1966年に発売されたライブ盤。このころのJohn Coltraneは既にフリーな演奏をし始めている頃であって、このアルバムはかなり興味深いものになっています。Love Supremeの頃とはメンバーががらっと入れ替わっているようです。Alice Coltraneも参加していますね。
Live at Village Vanguard Again / John Coltrane / CD ( Music )
Grp Records( 1997-03-11 )
定価:¥ 1,717 ( 中古価格 ¥ 1,265 より )
1曲目の”Naima”は穏やかな曲調ながら、テーマ以外の部分はなかなかにフリーな演奏がされていまして、最後そこからテーマに戻ってかっちりとした演奏に移り変わるところは何とも言えない高揚感があります。この、リズムが解体されているか、そうでないのか、明快にわからないギリギリのところでされる演奏はとてもスリリングな感じがします。完全にメチャメチャにやってはおらず、一定のテンポをそれぞれのパートがちゃんと合わせているのですけれど、小節の感覚が希薄な演奏になっているので、なんとも表現しがたい複雑な絡み合いみたいな演奏が展開されています。あ、でも、ちゃんと曲のしっとりとした雰囲気は残っていますからね。特にピアノには、叙情が残っています。その上でのコルトレーンのかすれたブロウ。

· · · ·

• 課題
[1] 本文抜粋の「1966年に発売されたライブ盤。」で始まる段落を、大事な事実を残したまま箇条書きに直してください。
[2] 本文抜粋の内容を2文でまとめてください。

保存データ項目
· · · ·

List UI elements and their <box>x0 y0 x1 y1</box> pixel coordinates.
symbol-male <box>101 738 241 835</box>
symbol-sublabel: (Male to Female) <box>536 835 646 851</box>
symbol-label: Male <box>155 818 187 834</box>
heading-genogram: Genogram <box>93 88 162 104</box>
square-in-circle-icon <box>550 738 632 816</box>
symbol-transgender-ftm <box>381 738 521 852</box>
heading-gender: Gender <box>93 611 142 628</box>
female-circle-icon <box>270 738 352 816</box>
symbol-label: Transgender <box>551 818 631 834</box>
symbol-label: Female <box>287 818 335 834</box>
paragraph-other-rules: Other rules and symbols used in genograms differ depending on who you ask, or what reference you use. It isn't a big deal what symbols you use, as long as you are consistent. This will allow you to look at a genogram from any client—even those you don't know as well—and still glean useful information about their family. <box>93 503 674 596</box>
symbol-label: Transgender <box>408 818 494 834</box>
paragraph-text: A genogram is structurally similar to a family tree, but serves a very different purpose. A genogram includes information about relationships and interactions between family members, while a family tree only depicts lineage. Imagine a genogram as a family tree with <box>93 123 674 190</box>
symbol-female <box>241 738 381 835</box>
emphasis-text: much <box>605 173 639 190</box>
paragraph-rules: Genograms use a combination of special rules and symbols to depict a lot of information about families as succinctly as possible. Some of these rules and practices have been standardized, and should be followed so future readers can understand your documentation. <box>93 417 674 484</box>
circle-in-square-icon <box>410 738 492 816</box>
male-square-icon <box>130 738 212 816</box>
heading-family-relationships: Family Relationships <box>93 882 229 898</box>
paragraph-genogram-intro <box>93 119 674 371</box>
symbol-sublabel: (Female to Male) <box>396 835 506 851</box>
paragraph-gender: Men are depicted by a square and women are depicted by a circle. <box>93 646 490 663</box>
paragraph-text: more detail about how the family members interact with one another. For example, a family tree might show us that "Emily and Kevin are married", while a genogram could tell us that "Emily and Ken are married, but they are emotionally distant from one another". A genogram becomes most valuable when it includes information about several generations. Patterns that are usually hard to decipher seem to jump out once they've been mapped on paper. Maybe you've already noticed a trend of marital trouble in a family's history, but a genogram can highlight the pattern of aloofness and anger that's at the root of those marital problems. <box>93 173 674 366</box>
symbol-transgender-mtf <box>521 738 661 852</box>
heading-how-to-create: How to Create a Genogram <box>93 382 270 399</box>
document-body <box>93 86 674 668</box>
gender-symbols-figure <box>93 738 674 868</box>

· · · ·

• 解答例
[1]
- 1966年に発売されたライブ盤
- このころのJohn Coltraneは、すでにフリーな演奏をし始めていた
- そのため、かなり興味深いアルバムになっている
- Love Supremeのころとはメンバーが大きく入れ替わっているようだ
- Alice Coltraneも参加している

[2] 『Live at Village Vanguard Again』は1966年に出たJohn Coltraneのライブ盤で、彼がフリーな演奏をし始めたころの作品です。Love Supremeのころとはメンバーが大きく変わってAlice Coltraneも加わっており、1曲目の「Naima」では小節の感覚が薄いフリーな演奏からテーマに戻るところに高揚感があります。